Transcribe the lines below verbatim, skipping the images.

[Data items]
────────────────

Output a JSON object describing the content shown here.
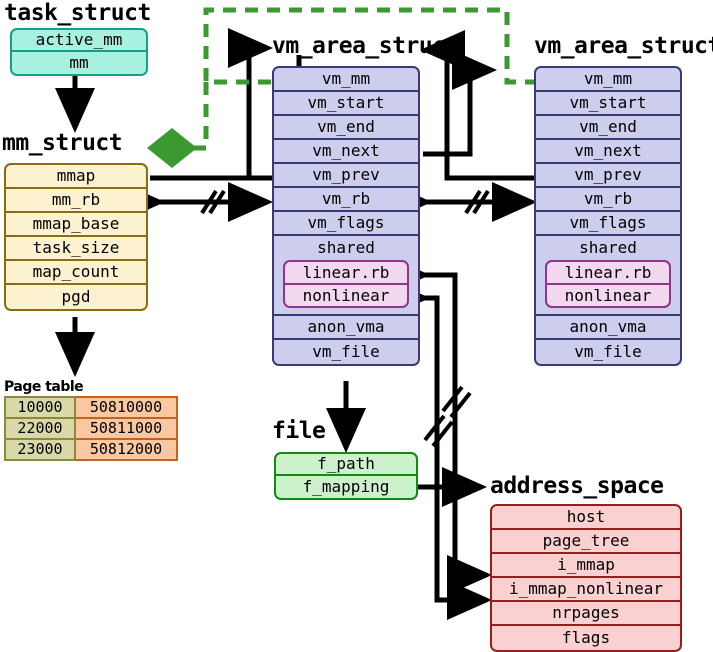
{
  "diagram": {
    "title_task": "task_struct",
    "title_mm": "mm_struct",
    "title_vma_left": "vm_area_struct",
    "title_vma_right": "vm_area_struct",
    "title_file": "file",
    "title_address_space": "address_space",
    "title_page_table": "Page table"
  },
  "task_struct": {
    "fields": [
      "active_mm",
      "mm"
    ]
  },
  "mm_struct": {
    "fields": [
      "mmap",
      "mm_rb",
      "mmap_base",
      "task_size",
      "map_count",
      "pgd"
    ]
  },
  "vma_left": {
    "fields_top": [
      "vm_mm",
      "vm_start",
      "vm_end",
      "vm_next",
      "vm_prev",
      "vm_rb",
      "vm_flags"
    ],
    "shared_label": "shared",
    "shared_nested": [
      "linear.rb",
      "nonlinear"
    ],
    "fields_bottom": [
      "anon_vma",
      "vm_file"
    ]
  },
  "vma_right": {
    "fields_top": [
      "vm_mm",
      "vm_start",
      "vm_end",
      "vm_next",
      "vm_prev",
      "vm_rb",
      "vm_flags"
    ],
    "shared_label": "shared",
    "shared_nested": [
      "linear.rb",
      "nonlinear"
    ],
    "fields_bottom": [
      "anon_vma",
      "vm_file"
    ]
  },
  "file": {
    "fields": [
      "f_path",
      "f_mapping"
    ]
  },
  "address_space": {
    "fields": [
      "host",
      "page_tree",
      "i_mmap",
      "i_mmap_nonlinear",
      "nrpages",
      "flags"
    ]
  },
  "page_table": {
    "rows": [
      {
        "virt": "10000",
        "phys": "50810000"
      },
      {
        "virt": "22000",
        "phys": "50811000"
      },
      {
        "virt": "23000",
        "phys": "50812000"
      }
    ]
  },
  "colors": {
    "task_fill": "#a8f0e0",
    "task_stroke": "#12a08c",
    "mm_fill": "#fcf2cf",
    "mm_stroke": "#8a6d10",
    "vma_fill": "#cdcdee",
    "vma_stroke": "#3a3a78",
    "nested_fill": "#f2d8ee",
    "nested_stroke": "#90348c",
    "file_fill": "#ccf2cc",
    "file_stroke": "#108a10",
    "address_space_fill": "#fad0d0",
    "address_space_stroke": "#9a1c1c",
    "pt_key_fill": "#d8d8a8",
    "pt_val_fill": "#fac8a0",
    "wire": "#000000",
    "wire_dashed": "#3a9a30"
  }
}
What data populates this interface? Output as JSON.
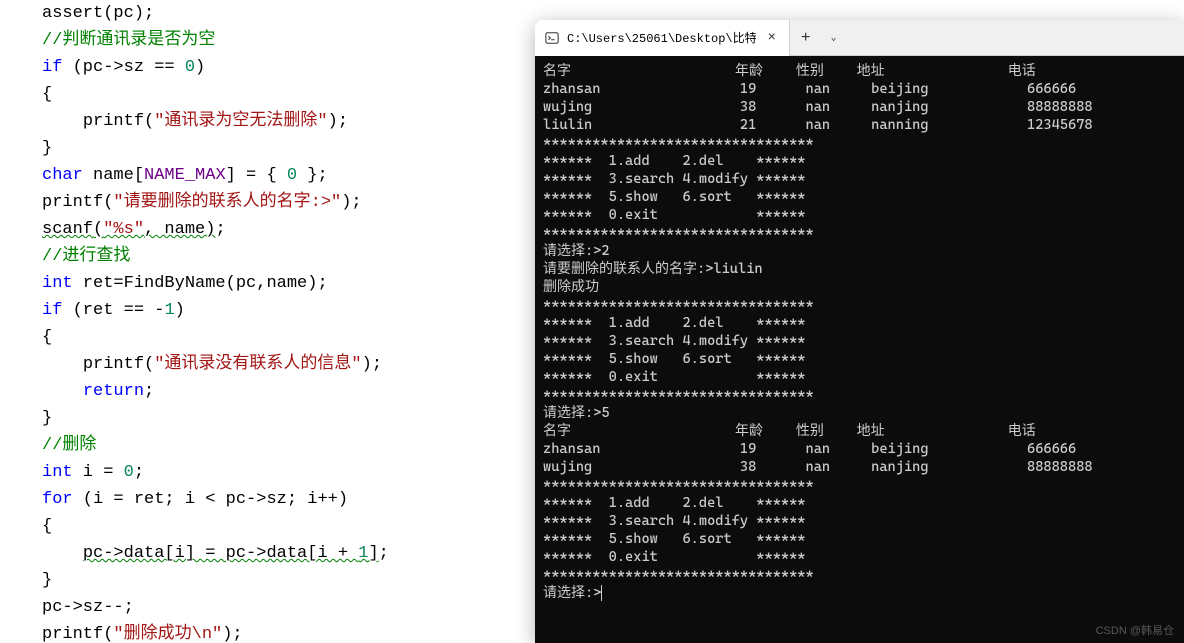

────────────────

### COMPLETED EXERCISE
Output a JSON object describing the content shown here.
{
  "diagram": {
    "title_task": "task_struct",
    "title_mm": "mm_struct",
    "title_vma_left": "vm_area_struct",
    "title_vma_right": "vm_area_struct",
    "title_file": "file",
    "title_address_space": "address_space",
    "title_page_table": "Page table"
  },
  "task_struct": {
    "fields": [
      "active_mm",
      "mm"
    ]
  },
  "mm_struct": {
    "fields": [
      "mmap",
      "mm_rb",
      "mmap_base",
      "task_size",
      "map_count",
      "pgd"
    ]
  },
  "vma_left": {
    "fields_top": [
      "vm_mm",
      "vm_start",
      "vm_end",
      "vm_next",
      "vm_prev",
      "vm_rb",
      "vm_flags"
    ],
    "shared_label": "shared",
    "shared_nested": [
      "linear.rb",
      "nonlinear"
    ],
    "fields_bottom": [
      "anon_vma",
      "vm_file"
    ]
  },
  "vma_right": {
    "fields_top": [
      "vm_mm",
      "vm_start",
      "vm_end",
      "vm_next",
      "vm_prev",
      "vm_rb",
      "vm_flags"
    ],
    "shared_label": "shared",
    "shared_nested": [
      "linear.rb",
      "nonlinear"
    ],
    "fields_bottom": [
      "anon_vma",
      "vm_file"
    ]
  },
  "file": {
    "fields": [
      "f_path",
      "f_mapping"
    ]
  },
  "address_space": {
    "fields": [
      "host",
      "page_tree",
      "i_mmap",
      "i_mmap_nonlinear",
      "nrpages",
      "flags"
    ]
  },
  "page_table": {
    "rows": [
      {
        "virt": "10000",
        "phys": "50810000"
      },
      {
        "virt": "22000",
        "phys": "50811000"
      },
      {
        "virt": "23000",
        "phys": "50812000"
      }
    ]
  },
  "colors": {
    "task_fill": "#a8f0e0",
    "task_stroke": "#12a08c",
    "mm_fill": "#fcf2cf",
    "mm_stroke": "#8a6d10",
    "vma_fill": "#cdcdee",
    "vma_stroke": "#3a3a78",
    "nested_fill": "#f2d8ee",
    "nested_stroke": "#90348c",
    "file_fill": "#ccf2cc",
    "file_stroke": "#108a10",
    "address_space_fill": "#fad0d0",
    "address_space_stroke": "#9a1c1c",
    "pt_key_fill": "#d8d8a8",
    "pt_val_fill": "#fac8a0",
    "wire": "#000000",
    "wire_dashed": "#3a9a30"
  }
}
What data populates this interface? Output as JSON.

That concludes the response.